> **Selected excerpt**

-- start --

During the ensuing discourse respondents from around the world posted not less than 18 different answers to this question.

Among the responses were answers such as “having poor stakeholder involvement,” “not enough project planning,” “poorly documented requirements,” “the budget being too small or poorly estimated,” and “the [project] goal is not consistent.” To be sure, many of these 18 answers are highly relevant to the success of a project — and yet, every single answer was wrong. None of the 18 responses identified the single, most common mistake of project managers.

In fact, each answer emphasizes the root of the problem: Too many project managers are focused on the day-to-day problems of the project and have lost sight of their overall strategy. They are thinking tactically, putting out fires, rather than strategically — making sure the fires never happen in the first place.

Take, for example, a few of the more common issues raised in this discussion:

  1. Poor stakeholder involvement. Let’s assume for a minute that we have a solution to this problem — perhaps, for example, a project manager has correctly identified all the stakeholders, put together a great communication plan to keep the stakeholders informed, and succeeds in building a collaborative environment with the stakeholders “at the table” on a regular basis. If this solves the problem of stakeholder involvement, does it actually save most of the projects that go off the rails?
  2. The budget was too small. Again, let’s assume that the right process was used to estimate the project from the start, and that the project manager uses a solid method for measuring performance, cost, and schedule (say, Performance Based Earned Value). Certainly, budget overrun is a common problem, but would this actually solve most project problems?
  3. Poorly documented requirements. In my experience, every requirement is poorly documented to start with — so, let’s assume that the right approach is taken to turn poor requirements into great requirements. Quality assurance is involved early, a full-circle approach ties requirements to work product to acceptance, excellent change management is used, and stakeholders provide a final consensus. Will producing great requirements really save more projects than any other strategy?

The list, of course, goes on quite a long ways — and that’s the point. The list is long, and every single item raised is a valid concern for project managers. But with 18 different root causes on the table, could any one of them really make that much difference is the overall landscape?

These are all tactical solutions to specific project problems. So what’s the big picture? What is the one thing that would actually make the biggest difference, that would actually address many, perhaps even most of these 18 different issues?

Let’s take another look at KPMG’s survey of 252 organizations, and their subsequent findings. According to the study, inadequate project management implementation constitutes 32% of project failures, lack of communication constitutes 20%, and unfamiliarity with scope and complexity constitutes 17%. Taken together, 69% of project failures ultimately trace back to poorly implemented project management practices. What this means is simple: Project managers need to step back from the tactical, day-to-day fire fighting, and take a more strategic view. Adopting the right project management strategy will address most of the problems at hand.

How so? Let’s reconsider those first three project issues above.

  1. Poor stakeholder involvement. A thorough project plan, adopted out of an appropriate project management methodology that is fit for the purpose, will place the right emphasis on stakeholder involvement. It will also provide the right tactical tools make sure stakeholders are involved, and appropriate measures should stakeholder involvement begin to fail.
  2. Budget problems. A correctly selected project management methodology will put the right emphasis on budget analysis, and will provide the right tools to stay on top of the budget. The project manager may need to look outside his or her own skill set to manage to those requirements — but the methodology will establish the goals, the tools, and the metrics from which deviation triggers a red flag.

-- end --

> **What this exercise asks**
1 – List each response that the project management passage quotes directly from the discussion.
2 – Summarize the project management passage in two sentences.
3 – Write the next part of the project management passage.
Nothing in the listing is needed.

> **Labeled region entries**
-- start --

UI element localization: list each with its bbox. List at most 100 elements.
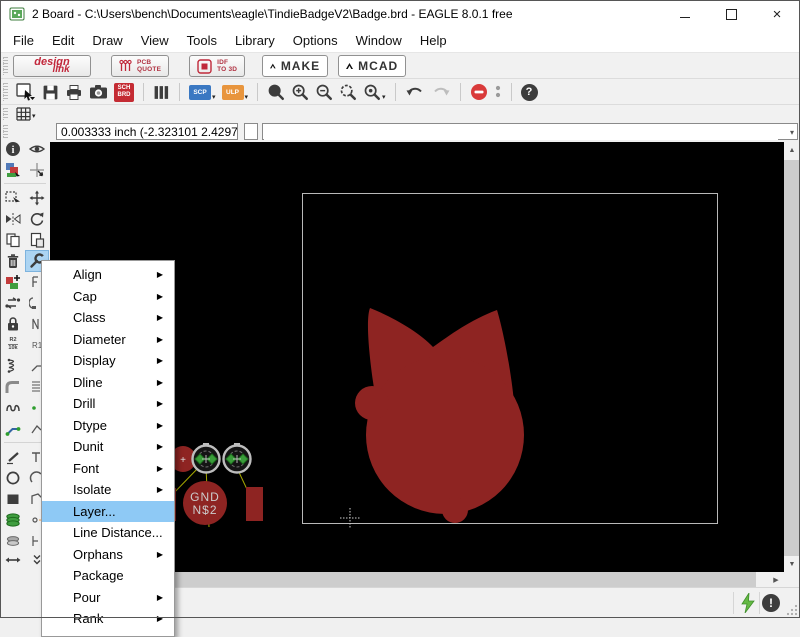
menu-item-font[interactable]: Font▶	[42, 458, 174, 480]
menu-item-orphans[interactable]: Orphans▶	[42, 544, 174, 566]
drc-status-button[interactable]	[737, 592, 759, 614]
toolbar-drag-handle[interactable]	[3, 57, 8, 75]
zoom-select-button[interactable]	[339, 81, 357, 103]
zoom-out-button[interactable]	[315, 81, 333, 103]
undo-button[interactable]	[405, 81, 425, 103]
menu-view[interactable]: View	[132, 28, 178, 52]
design-link-button[interactable]: designlink	[13, 55, 91, 77]
zoom-in-button[interactable]	[291, 81, 309, 103]
menu-window[interactable]: Window	[347, 28, 411, 52]
export-image-button[interactable]	[89, 81, 108, 103]
lock-tool[interactable]	[2, 314, 24, 334]
open-board-button[interactable]	[16, 81, 36, 103]
route-tool[interactable]	[2, 419, 24, 439]
rotate-tool[interactable]	[26, 209, 48, 229]
meander-tool[interactable]	[2, 398, 24, 418]
save-button[interactable]	[42, 81, 59, 103]
print-button[interactable]	[65, 81, 83, 103]
toolbar-drag-handle[interactable]	[3, 108, 8, 121]
resize-grip[interactable]	[785, 603, 798, 616]
scroll-up-button[interactable]: ▲	[784, 142, 800, 158]
close-button[interactable]: ×	[754, 0, 800, 28]
mark-tool[interactable]	[26, 160, 48, 180]
mcad-button[interactable]: MCAD	[338, 55, 406, 77]
wire-tool[interactable]	[2, 447, 24, 467]
paste-tool[interactable]	[26, 230, 48, 250]
menu-item-class[interactable]: Class▶	[42, 307, 174, 329]
info-icon: i	[5, 141, 21, 157]
menu-item-rank[interactable]: Rank▶	[42, 608, 174, 630]
help-button[interactable]: ?	[521, 81, 538, 103]
menu-library[interactable]: Library	[226, 28, 284, 52]
copy-tool[interactable]	[2, 230, 24, 250]
optimize-tool[interactable]	[2, 356, 24, 376]
toolbar-drag-handle[interactable]	[3, 125, 8, 139]
menu-help[interactable]: Help	[411, 28, 456, 52]
menu-item-dunit[interactable]: Dunit▶	[42, 436, 174, 458]
width-tool[interactable]	[2, 550, 24, 570]
menu-draw[interactable]: Draw	[83, 28, 131, 52]
run-script-button[interactable]: SCP ▾	[189, 81, 216, 103]
submenu-arrow-icon: ▶	[157, 378, 163, 387]
group-select-tool[interactable]	[2, 188, 24, 208]
menu-tools[interactable]: Tools	[178, 28, 226, 52]
svg-text:N$2: N$2	[192, 503, 217, 517]
origin-crosshair	[340, 508, 360, 528]
menu-options[interactable]: Options	[284, 28, 347, 52]
vertical-scrollbar[interactable]: ▲ ▼	[784, 142, 800, 572]
menu-item-isolate[interactable]: Isolate▶	[42, 479, 174, 501]
pcb-quote-button[interactable]: PCBQUOTE	[111, 55, 169, 77]
library-button[interactable]	[153, 81, 170, 103]
display-layers-tool[interactable]	[2, 160, 24, 180]
menu-item-layer[interactable]: Layer...	[42, 501, 174, 523]
menu-item-align[interactable]: Align▶	[42, 264, 174, 286]
value-tool[interactable]: R2 10k	[2, 335, 24, 355]
menu-file[interactable]: File	[0, 28, 43, 52]
add-part-tool[interactable]	[2, 272, 24, 292]
rect-tool[interactable]	[2, 489, 24, 509]
submenu-arrow-icon: ▶	[157, 399, 163, 408]
menu-item-cap[interactable]: Cap▶	[42, 286, 174, 308]
replace-tool[interactable]	[2, 293, 24, 313]
circle-tool[interactable]	[2, 468, 24, 488]
errors-status-button[interactable]: !	[760, 592, 782, 614]
menu-item-dline[interactable]: Dline▶	[42, 372, 174, 394]
submenu-arrow-icon: ▶	[157, 442, 163, 451]
menu-item-package[interactable]: Package	[42, 565, 174, 587]
menu-item-pour[interactable]: Pour▶	[42, 587, 174, 609]
miter-tool[interactable]	[2, 377, 24, 397]
zoom-fit-button[interactable]	[267, 81, 285, 103]
zoom-redraw-button[interactable]: ▾	[363, 81, 386, 103]
info-tool[interactable]: i	[2, 139, 24, 159]
make-button[interactable]: MAKE	[262, 55, 328, 77]
menu-item-diameter[interactable]: Diameter▶	[42, 329, 174, 351]
stop-button[interactable]	[470, 81, 488, 103]
menu-item-drill[interactable]: Drill▶	[42, 393, 174, 415]
menu-edit[interactable]: Edit	[43, 28, 83, 52]
run-ulp-button[interactable]: ULP ▾	[222, 81, 249, 103]
menu-item-line-distance[interactable]: Line Distance...	[42, 522, 174, 544]
minimize-button[interactable]	[662, 0, 708, 28]
mirror-tool[interactable]	[2, 209, 24, 229]
toolbar-drag-handle[interactable]	[3, 83, 8, 101]
menu-item-dtype[interactable]: Dtype▶	[42, 415, 174, 437]
scroll-down-button[interactable]: ▼	[784, 556, 800, 572]
command-combo: ▾	[262, 123, 798, 140]
grid-button[interactable]: ▾	[16, 106, 36, 122]
vertical-scrollbar-thumb[interactable]	[784, 160, 800, 556]
layers-icon	[5, 162, 21, 178]
schematic-board-switch-button[interactable]: SCHBRD	[114, 81, 134, 103]
maximize-button[interactable]	[708, 0, 754, 28]
redo-button[interactable]	[431, 81, 451, 103]
menu-item-display[interactable]: Display▶	[42, 350, 174, 372]
delete-tool[interactable]	[2, 251, 24, 271]
show-tool[interactable]	[26, 139, 48, 159]
move-tool[interactable]	[26, 188, 48, 208]
idf-to-3d-button[interactable]: IDFTO 3D	[189, 55, 245, 77]
via-tool[interactable]	[2, 531, 24, 551]
ratsnest-tool[interactable]	[2, 510, 24, 530]
scroll-right-button[interactable]: ▶	[768, 572, 784, 587]
command-input[interactable]	[264, 125, 778, 140]
submenu-arrow-icon: ▶	[157, 464, 163, 473]
more-options-button[interactable]	[494, 81, 502, 103]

-- end --

> **Results for the exercise**
1 –
- "having poor stakeholder involvement"
- "not enough project planning"
- "poorly documented requirements"
- "the budget being too small or poorly estimated"
- "the [project] goal is not consistent"

2 – The passage argues that the 18 answers posted in a discussion about the most common mistake of project managers were all wrong, because they reflect managers who focus tactically on day-to-day problems and lose sight of overall strategy. Citing KPMG's survey of 252 organizations, which traced 69% of project failures to poorly implemented project management practices, it contends that adopting the right project management methodology will address most of these problems, including stakeholder involvement and budget issues.

3 –
  3. Poor requirements. The right project management plan will include appropriate methods, probably mandated as part of a technical requirements standard, for developing strong requirements. The plans will include adequate validation and verification of requirements — possibly through strong quality assurance measures. Again, all of these tactical solutions will become part of the project and solve the overarching problem.

So, the root cause of project failure — in fact, of 69% of project failures, according to KPMG’s study — is failing at the strategic level to identify and implement appropriate project management practices.

This means choosing the right standards and methodologies for the project. For instance, if tight quality and budget is a concern, more rigorous controls in this regard are needed. That probably means shunning simple methodologies such as lightweight, agile methods in favor of something that uses more ceremony and process (such as that defined in the PMBOK® and other classical project management approaches). It also means sticking to your guns and making sure the methodology is applied. Showing the methodology to the team and putting it on a bookshelf won’t cut it. Application is the key, and that means recognizing that the standards, practices, and procedures are there for a reason — don’t take shortcuts, because doing so means introducing risks to your project’s health.

Team-based performance is key, but only works with team input

Tammy Erickson’s recent blog post in the Harvard Business Review on Rethinking Performance Assessment is a spot-on article. She focuses on the value of team-based reward systems and how such systems only work if team feedback is part of the process. The article points out research suggesting that simply moving to a team-based reward system is an insufficient and possibly even counterproductive strategy — chiefly because there is no correlation between perceptions outside the team and internal team perceptions regarding individual contribution. In other words, a team’s supervisor isn’t going to know who’s working hard and who isn’t. Only the team members themselves have that kind of detailed knowledge — thus the case to build team feedback into the reward system.

Tackling the global project problem, part 2

In my last article on preparing for global project challenges, I addressed a few of the more soft skills oriented issues such as cultural differences and basic mismatches in business environments. For this second installment, I thought I’d share a few concrete ideas for tackling some of these issues — things that can make a real difference, and aren’t that hard to put into play. To keep on a theme, I’ll focus on strategies to tackle the common, core issue raised in my first article: communication and execution problems.

Recap: Face up to communication problems

Last month I pointed out that we have to deal with a lot more than language barriers with global projects. For example, in some cultures, speaking openly is not to be expected, in any setting. Furthermore, communication is often strongly augmented with non-verbal cues that simply don’t come across the telephone or email channels. The very method someone uses to communicate often carries an important message in and of itself — “reading between the lines” and picking up on the myriad of non-English, non-verbal hints is critical. It takes time and often a great deal of experience on an individual level.

Doing everything we can to remove ambiguity from project communications can be a huge help. One of the first things I generally want to take a close look at are the techniques and processes used to manage a project. Most of the time, they are not adequate for one reason: They weren’t designed to support a global, multi-cultural organization.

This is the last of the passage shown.